§ SET PROBLEM
Locate the lines that hold the string "ylabel". Copy every such line.

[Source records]

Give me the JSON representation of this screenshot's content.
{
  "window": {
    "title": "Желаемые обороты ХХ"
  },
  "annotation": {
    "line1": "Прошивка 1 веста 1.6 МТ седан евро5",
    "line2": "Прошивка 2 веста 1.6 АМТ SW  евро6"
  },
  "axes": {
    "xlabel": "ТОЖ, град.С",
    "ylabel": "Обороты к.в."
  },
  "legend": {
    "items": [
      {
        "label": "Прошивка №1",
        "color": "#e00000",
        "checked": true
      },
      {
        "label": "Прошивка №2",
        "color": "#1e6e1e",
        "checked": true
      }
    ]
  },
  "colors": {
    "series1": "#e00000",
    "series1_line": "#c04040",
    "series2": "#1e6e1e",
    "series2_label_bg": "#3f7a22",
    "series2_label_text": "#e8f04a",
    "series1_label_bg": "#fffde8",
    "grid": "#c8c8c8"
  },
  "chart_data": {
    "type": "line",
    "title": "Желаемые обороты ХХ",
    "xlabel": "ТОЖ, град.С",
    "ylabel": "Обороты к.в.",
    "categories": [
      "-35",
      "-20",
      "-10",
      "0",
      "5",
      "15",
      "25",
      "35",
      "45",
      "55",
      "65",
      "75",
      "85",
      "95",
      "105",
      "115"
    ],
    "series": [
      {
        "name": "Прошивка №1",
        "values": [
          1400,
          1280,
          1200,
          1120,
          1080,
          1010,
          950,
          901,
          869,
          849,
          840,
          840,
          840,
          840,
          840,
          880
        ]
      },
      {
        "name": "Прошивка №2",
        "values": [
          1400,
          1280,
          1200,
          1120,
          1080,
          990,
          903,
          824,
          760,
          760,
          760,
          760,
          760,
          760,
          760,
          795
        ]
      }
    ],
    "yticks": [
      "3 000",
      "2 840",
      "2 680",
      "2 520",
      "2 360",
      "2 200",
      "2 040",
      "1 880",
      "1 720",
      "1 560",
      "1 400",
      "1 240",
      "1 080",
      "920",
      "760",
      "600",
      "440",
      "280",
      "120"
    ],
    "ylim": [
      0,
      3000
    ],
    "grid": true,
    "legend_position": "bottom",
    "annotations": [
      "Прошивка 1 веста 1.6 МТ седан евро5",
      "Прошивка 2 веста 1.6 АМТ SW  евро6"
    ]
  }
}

§ COMPLETE RESPONSE
    "ylabel": "Обороты к.в."
    "ylabel": "Обороты к.в.",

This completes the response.